# Goal:
Determine how many lines contain the string "content". Reply with that figure and nothing else.

## Start Data shown

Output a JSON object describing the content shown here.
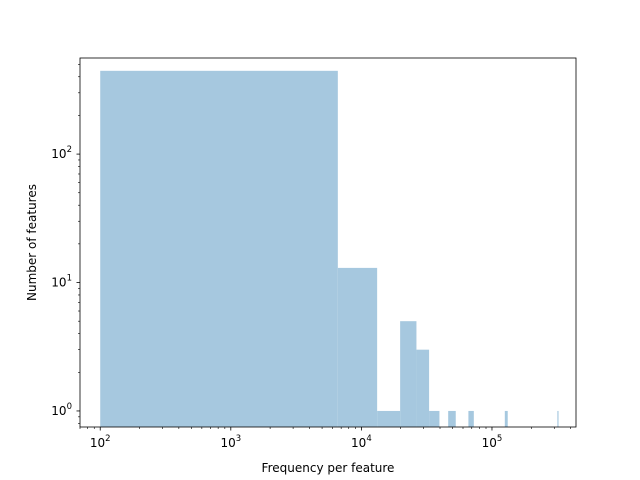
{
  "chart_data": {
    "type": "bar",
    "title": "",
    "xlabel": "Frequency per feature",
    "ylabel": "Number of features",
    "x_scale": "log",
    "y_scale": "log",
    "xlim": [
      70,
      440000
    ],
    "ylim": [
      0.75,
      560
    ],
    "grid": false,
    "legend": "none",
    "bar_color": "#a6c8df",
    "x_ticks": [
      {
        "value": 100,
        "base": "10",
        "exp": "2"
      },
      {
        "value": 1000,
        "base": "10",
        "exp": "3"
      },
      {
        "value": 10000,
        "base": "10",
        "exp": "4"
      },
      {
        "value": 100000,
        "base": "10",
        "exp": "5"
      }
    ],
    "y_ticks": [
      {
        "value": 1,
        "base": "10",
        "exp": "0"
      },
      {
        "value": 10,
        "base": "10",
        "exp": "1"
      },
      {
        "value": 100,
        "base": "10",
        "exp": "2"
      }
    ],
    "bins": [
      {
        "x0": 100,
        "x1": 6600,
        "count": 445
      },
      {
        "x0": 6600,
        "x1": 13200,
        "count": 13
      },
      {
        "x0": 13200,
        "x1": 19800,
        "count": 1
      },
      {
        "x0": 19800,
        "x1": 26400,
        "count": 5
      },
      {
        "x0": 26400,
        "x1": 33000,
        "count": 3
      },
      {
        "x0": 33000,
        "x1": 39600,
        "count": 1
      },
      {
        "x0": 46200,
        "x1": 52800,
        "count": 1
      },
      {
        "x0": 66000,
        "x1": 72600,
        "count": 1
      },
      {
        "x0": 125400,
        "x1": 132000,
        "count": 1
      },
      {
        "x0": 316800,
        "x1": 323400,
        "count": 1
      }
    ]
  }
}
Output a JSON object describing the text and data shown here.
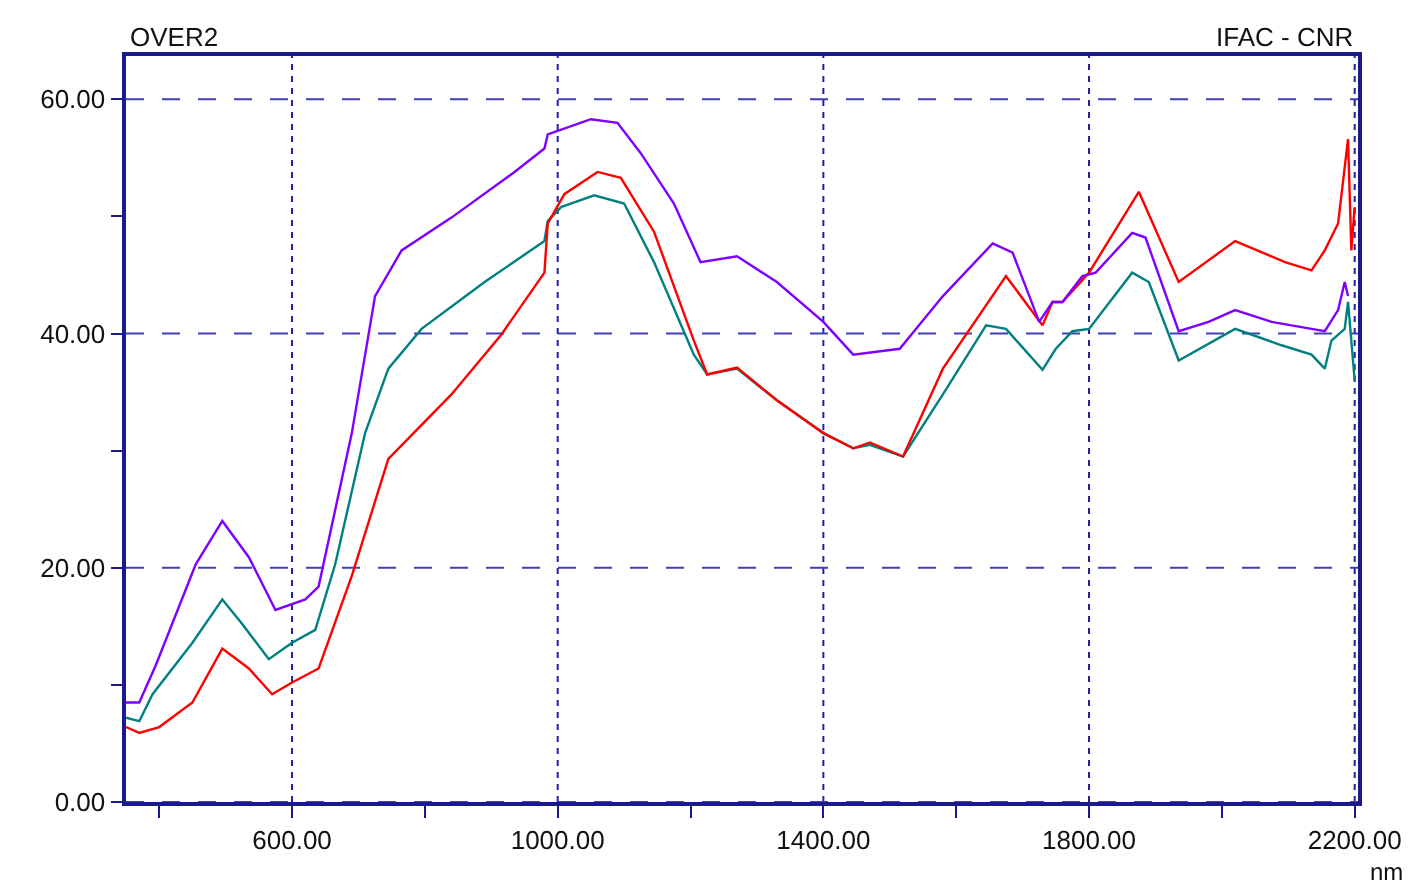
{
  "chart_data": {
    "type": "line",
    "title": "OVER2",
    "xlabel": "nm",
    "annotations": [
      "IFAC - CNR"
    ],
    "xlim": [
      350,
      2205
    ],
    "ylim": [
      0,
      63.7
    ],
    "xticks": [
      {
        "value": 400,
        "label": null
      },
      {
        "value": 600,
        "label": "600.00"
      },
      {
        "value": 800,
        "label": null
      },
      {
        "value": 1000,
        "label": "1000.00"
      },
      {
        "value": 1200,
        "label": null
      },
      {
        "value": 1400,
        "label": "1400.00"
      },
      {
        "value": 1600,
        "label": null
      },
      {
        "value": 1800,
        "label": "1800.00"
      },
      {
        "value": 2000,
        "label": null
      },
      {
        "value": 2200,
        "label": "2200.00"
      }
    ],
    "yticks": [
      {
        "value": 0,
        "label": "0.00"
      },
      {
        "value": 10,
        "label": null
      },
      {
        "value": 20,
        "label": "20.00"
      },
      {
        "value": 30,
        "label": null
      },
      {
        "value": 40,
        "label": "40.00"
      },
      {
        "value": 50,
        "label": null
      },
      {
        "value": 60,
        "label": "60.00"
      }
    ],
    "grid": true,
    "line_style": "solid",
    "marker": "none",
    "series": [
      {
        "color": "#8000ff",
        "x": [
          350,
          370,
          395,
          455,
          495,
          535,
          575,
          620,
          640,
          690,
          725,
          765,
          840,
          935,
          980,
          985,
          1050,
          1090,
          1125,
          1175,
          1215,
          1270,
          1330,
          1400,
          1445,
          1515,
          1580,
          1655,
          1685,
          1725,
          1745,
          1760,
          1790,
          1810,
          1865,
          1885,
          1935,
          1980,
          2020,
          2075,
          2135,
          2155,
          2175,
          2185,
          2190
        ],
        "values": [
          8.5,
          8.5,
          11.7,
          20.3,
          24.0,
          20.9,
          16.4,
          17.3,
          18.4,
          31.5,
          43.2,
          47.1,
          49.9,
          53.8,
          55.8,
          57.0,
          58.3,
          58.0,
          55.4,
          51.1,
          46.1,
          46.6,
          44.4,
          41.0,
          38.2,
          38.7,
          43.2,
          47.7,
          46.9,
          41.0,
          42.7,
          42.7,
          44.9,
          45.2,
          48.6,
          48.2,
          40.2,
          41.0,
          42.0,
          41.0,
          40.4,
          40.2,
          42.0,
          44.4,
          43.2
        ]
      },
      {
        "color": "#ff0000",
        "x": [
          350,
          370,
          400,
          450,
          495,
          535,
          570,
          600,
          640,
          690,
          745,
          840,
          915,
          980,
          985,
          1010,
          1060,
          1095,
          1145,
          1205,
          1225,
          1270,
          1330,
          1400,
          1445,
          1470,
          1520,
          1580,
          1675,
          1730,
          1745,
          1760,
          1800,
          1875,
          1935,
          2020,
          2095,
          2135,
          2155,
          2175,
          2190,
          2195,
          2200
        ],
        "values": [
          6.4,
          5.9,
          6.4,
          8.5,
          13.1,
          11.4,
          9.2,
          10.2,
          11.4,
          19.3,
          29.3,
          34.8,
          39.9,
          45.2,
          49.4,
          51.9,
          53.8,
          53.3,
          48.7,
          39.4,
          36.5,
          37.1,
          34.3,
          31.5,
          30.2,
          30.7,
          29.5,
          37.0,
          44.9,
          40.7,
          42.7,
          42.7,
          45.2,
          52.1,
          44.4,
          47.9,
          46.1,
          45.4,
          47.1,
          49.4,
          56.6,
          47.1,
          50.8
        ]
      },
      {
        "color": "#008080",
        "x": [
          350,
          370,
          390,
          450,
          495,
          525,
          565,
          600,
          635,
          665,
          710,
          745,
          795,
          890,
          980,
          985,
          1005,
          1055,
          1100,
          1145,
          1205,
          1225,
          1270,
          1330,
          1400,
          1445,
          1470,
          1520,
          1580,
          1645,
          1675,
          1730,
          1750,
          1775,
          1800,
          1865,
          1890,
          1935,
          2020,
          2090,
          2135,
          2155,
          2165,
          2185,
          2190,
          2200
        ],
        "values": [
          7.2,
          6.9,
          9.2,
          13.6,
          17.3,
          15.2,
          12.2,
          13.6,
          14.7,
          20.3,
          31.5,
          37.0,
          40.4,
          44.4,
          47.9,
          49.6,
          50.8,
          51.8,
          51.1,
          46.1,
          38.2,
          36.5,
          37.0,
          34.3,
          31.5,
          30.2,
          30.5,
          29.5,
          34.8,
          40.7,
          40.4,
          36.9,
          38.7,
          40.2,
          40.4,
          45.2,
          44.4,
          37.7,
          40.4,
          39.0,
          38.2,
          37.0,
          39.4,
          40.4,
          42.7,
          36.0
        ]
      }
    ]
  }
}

## End Data shown
## Start Data shown

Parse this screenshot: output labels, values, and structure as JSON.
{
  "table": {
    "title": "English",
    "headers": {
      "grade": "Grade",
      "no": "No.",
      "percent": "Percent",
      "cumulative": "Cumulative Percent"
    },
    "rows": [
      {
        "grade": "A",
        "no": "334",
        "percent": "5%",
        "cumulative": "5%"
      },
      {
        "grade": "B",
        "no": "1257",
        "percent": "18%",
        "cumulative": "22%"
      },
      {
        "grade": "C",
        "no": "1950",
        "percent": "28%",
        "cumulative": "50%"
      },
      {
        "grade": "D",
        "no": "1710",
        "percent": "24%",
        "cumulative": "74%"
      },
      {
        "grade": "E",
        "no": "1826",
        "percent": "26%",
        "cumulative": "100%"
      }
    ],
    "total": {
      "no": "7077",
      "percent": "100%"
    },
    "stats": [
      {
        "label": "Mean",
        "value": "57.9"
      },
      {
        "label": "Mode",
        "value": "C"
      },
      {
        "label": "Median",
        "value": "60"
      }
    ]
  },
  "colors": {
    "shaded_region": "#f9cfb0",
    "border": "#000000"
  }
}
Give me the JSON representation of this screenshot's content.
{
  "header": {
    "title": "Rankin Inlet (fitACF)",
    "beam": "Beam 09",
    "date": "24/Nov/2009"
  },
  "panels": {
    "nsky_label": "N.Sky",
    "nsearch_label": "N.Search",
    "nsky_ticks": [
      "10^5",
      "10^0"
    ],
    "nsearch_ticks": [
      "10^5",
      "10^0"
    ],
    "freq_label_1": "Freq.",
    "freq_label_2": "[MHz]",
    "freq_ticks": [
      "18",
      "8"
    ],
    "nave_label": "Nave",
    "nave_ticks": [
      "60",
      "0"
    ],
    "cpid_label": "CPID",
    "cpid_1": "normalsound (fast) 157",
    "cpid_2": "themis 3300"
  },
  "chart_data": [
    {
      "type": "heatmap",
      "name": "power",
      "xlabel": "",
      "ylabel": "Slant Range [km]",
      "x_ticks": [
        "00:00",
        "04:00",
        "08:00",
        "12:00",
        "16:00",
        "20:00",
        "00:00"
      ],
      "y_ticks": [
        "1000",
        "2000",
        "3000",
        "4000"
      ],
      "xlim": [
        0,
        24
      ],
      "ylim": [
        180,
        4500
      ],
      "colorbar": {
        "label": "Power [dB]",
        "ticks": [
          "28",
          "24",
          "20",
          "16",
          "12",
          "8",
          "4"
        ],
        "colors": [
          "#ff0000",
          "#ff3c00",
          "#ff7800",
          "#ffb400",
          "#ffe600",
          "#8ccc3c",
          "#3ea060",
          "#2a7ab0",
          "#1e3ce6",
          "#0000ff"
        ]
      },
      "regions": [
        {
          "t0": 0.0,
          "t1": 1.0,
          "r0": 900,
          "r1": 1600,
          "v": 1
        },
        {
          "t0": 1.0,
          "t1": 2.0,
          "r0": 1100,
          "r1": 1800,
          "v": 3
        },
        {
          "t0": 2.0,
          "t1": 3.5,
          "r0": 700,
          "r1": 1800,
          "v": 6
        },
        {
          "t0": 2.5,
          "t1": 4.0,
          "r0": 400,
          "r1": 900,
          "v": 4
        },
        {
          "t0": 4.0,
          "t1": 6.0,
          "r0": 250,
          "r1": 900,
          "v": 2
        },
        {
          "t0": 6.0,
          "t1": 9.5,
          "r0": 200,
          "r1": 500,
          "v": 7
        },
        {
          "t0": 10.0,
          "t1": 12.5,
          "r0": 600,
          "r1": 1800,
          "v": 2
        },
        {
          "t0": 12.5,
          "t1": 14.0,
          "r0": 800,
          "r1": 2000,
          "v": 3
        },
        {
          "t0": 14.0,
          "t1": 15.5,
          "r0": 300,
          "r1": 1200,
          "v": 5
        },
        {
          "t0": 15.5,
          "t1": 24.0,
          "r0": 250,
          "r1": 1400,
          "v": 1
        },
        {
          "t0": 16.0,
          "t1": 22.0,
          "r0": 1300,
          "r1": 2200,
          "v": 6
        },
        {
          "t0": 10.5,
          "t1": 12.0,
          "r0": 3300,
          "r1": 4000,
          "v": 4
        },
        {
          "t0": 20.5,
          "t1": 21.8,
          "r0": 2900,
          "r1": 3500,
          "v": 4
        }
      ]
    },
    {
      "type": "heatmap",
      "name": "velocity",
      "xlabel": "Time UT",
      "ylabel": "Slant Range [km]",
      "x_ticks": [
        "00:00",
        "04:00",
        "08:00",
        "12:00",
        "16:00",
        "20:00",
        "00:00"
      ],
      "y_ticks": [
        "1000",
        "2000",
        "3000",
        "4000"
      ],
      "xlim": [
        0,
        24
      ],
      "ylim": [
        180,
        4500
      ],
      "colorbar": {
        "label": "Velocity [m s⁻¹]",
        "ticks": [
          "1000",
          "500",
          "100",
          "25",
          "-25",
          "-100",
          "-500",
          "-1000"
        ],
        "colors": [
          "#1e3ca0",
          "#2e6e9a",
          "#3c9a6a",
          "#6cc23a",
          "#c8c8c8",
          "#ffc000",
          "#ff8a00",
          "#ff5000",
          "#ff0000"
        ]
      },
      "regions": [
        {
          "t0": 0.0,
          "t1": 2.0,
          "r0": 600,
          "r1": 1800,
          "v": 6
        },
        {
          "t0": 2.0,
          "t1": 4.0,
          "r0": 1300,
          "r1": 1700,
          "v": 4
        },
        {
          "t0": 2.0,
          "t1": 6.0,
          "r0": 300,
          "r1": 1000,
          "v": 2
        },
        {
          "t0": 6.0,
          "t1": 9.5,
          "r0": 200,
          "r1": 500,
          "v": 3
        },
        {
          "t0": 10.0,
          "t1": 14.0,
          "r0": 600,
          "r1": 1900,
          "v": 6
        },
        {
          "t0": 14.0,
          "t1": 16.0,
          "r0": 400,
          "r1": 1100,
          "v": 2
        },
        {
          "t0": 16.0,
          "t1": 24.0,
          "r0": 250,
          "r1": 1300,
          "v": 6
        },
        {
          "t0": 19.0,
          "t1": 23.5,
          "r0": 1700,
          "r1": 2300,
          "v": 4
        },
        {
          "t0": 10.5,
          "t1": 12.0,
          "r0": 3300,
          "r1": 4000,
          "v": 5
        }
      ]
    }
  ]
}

## End Data shown

# Solution to this exercise:
2